_SET EXERCISE_
Locate each line holding the string "image" and copy it.

[Figure data in JSON]
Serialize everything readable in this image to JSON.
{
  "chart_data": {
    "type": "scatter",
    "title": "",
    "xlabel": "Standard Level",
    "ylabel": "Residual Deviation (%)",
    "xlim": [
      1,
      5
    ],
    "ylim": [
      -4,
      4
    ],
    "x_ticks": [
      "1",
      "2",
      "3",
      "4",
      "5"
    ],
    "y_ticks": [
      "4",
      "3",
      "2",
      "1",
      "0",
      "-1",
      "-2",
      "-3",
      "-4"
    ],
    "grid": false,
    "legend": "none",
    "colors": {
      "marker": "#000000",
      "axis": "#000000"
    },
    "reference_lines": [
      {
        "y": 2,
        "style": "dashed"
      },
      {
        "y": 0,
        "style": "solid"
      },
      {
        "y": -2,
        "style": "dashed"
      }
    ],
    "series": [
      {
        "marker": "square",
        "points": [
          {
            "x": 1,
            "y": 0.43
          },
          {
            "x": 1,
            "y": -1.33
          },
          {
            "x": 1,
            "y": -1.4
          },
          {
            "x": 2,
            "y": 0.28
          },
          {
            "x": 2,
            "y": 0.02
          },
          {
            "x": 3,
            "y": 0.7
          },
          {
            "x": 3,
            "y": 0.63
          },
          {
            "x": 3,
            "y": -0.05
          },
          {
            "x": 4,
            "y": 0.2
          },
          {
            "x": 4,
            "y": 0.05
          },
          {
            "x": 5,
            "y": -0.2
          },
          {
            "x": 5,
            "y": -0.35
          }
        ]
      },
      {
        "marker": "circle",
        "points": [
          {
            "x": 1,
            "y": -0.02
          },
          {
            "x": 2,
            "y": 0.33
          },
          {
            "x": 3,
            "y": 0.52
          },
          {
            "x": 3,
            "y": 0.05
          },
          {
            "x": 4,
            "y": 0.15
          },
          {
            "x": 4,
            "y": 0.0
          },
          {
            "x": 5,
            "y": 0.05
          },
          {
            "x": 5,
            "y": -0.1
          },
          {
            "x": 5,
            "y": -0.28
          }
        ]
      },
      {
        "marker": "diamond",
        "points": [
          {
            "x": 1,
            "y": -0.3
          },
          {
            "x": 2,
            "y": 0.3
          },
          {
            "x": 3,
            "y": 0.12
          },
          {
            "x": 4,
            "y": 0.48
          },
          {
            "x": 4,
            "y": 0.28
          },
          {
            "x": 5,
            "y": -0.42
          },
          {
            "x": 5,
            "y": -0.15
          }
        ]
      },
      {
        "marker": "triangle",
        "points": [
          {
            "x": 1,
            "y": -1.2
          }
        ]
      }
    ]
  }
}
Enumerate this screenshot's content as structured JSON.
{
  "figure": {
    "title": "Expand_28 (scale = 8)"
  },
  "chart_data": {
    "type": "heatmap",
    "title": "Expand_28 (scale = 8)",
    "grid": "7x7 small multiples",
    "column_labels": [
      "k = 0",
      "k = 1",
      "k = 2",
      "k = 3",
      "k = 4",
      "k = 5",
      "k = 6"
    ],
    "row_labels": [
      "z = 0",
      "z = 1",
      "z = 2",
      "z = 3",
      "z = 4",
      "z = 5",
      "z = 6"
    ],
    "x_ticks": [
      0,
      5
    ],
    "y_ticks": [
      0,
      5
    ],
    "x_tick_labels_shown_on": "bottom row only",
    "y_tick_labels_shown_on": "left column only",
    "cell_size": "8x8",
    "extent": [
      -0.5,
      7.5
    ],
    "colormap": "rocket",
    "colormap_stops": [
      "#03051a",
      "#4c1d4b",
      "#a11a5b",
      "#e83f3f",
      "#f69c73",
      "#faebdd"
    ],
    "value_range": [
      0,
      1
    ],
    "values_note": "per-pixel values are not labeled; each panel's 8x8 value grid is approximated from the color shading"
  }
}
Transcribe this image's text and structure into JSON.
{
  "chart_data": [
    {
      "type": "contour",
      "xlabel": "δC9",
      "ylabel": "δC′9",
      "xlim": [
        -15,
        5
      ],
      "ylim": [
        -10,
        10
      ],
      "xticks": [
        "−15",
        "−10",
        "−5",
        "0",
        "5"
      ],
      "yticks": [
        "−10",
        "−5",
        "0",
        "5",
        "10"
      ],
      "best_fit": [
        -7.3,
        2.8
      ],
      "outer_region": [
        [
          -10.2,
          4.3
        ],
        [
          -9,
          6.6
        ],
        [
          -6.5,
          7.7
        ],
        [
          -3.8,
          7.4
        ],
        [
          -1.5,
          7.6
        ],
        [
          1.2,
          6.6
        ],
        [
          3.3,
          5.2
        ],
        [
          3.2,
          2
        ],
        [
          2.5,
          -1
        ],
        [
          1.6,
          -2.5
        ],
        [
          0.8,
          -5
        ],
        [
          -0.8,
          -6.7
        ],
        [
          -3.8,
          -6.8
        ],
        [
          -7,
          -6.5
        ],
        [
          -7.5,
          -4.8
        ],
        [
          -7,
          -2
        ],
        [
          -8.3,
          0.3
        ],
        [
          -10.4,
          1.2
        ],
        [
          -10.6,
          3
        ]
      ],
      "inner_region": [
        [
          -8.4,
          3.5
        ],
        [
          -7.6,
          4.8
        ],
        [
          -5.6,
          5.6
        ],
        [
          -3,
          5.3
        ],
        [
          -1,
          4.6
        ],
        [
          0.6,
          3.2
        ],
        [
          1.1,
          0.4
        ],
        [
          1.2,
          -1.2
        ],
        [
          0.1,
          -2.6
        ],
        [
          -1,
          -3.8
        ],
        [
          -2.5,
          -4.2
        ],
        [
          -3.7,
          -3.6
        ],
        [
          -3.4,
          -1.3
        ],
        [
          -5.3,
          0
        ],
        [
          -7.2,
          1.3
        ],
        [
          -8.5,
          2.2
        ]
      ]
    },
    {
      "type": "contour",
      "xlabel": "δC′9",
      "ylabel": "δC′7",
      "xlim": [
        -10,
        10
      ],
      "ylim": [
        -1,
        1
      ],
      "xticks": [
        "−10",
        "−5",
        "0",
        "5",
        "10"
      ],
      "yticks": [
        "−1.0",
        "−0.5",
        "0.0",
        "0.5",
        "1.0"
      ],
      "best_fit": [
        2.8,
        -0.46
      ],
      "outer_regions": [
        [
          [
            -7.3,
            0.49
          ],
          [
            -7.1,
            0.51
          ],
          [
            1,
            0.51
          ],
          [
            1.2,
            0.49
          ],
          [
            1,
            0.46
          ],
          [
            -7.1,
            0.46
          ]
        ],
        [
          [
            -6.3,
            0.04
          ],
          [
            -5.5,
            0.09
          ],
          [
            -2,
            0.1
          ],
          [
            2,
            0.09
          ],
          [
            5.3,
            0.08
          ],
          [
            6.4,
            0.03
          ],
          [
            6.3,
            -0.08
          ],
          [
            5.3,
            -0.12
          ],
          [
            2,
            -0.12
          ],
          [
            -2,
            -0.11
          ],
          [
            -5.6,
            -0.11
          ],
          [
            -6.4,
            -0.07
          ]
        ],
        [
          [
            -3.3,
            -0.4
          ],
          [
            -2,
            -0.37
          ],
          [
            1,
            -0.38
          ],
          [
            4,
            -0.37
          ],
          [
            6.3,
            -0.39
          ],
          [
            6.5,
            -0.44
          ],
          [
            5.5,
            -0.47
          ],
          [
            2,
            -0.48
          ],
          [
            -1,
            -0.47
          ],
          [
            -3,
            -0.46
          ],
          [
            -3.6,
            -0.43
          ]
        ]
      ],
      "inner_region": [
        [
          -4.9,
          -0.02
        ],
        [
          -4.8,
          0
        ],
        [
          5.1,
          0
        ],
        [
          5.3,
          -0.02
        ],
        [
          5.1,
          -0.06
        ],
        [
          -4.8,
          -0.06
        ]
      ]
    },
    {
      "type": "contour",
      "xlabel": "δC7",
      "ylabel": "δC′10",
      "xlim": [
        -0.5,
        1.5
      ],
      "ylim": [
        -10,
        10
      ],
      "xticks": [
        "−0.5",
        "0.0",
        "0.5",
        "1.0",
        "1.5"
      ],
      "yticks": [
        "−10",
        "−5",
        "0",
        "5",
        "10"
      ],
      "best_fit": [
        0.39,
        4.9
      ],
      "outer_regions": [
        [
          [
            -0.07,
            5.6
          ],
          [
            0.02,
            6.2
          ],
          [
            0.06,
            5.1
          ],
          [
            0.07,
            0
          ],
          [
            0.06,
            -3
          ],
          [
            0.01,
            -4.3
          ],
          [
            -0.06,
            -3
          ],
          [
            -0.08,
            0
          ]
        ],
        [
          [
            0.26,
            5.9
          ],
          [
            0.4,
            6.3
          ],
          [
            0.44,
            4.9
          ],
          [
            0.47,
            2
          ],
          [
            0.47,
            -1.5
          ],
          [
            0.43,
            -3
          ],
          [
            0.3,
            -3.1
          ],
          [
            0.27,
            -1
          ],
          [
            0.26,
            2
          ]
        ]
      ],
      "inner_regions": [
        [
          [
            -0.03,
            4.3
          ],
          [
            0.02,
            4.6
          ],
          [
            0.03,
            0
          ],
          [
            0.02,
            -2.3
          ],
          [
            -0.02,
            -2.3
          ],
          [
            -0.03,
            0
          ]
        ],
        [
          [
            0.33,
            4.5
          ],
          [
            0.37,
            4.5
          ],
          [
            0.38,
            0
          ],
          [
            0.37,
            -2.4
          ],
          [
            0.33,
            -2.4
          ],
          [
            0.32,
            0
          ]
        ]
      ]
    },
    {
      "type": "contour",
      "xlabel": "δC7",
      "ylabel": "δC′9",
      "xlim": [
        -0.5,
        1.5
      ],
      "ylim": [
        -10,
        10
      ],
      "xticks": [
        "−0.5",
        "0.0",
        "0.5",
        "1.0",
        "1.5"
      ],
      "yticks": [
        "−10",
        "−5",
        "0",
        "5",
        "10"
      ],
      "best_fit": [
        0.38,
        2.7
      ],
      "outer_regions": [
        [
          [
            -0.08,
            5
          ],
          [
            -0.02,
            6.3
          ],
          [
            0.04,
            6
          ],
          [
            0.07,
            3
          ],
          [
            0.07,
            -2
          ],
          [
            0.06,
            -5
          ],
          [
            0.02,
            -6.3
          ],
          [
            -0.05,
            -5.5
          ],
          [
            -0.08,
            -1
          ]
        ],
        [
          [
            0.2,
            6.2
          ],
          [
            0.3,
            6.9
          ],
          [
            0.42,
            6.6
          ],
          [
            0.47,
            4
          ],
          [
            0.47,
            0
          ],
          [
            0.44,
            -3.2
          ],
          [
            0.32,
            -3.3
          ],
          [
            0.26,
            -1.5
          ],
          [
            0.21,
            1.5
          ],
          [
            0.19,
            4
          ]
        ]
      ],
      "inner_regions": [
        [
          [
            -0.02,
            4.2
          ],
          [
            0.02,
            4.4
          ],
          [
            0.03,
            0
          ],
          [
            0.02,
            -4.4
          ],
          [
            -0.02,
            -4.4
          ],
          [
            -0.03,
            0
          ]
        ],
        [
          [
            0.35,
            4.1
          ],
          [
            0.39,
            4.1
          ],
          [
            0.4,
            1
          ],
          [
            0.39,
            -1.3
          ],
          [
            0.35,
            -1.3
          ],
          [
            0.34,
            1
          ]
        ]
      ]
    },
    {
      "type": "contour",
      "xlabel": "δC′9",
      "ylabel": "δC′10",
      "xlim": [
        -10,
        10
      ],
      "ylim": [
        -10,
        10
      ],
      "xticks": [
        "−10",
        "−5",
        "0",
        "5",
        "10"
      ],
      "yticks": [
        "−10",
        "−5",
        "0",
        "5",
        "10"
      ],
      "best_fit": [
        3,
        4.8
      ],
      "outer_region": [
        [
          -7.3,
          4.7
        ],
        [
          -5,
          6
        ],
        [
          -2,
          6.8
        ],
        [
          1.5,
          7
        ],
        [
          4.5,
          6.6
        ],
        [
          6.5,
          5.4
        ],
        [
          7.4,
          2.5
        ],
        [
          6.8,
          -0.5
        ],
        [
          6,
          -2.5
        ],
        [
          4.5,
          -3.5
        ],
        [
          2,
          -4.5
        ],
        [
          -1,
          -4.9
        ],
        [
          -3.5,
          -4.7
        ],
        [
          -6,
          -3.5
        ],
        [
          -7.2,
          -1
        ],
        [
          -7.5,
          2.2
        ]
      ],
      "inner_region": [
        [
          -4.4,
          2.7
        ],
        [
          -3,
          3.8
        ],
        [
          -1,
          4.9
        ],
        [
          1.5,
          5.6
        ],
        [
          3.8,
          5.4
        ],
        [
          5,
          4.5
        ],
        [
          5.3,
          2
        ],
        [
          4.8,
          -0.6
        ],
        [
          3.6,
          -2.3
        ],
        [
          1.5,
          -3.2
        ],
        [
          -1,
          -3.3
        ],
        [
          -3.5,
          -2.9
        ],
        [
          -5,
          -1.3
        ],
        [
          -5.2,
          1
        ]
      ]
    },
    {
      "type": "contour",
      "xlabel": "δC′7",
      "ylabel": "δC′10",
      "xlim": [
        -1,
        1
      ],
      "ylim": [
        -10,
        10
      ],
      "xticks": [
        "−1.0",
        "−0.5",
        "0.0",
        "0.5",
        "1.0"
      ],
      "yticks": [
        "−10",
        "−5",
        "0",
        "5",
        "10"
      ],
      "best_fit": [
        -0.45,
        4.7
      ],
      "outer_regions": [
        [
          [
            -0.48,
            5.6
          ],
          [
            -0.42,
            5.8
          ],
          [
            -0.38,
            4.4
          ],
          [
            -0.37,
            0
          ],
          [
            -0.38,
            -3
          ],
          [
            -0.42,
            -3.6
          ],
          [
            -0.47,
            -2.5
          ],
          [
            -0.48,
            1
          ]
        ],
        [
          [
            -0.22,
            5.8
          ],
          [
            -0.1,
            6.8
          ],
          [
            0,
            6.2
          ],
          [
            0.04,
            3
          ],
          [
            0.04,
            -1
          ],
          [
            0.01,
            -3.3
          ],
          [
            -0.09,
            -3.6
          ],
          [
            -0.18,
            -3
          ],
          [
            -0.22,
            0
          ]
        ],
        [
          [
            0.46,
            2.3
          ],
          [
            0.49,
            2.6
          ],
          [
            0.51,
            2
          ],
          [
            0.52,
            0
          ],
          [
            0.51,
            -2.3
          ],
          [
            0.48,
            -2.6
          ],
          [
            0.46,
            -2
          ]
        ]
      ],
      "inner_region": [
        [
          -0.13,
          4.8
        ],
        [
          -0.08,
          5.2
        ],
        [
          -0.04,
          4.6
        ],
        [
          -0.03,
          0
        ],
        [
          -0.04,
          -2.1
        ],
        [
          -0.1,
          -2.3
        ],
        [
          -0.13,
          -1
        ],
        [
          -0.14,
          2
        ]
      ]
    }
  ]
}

_EXPECTED ANSWER_
Serialize everything readable in this image to JSON.
Transcribe this image's text and structure into JSON.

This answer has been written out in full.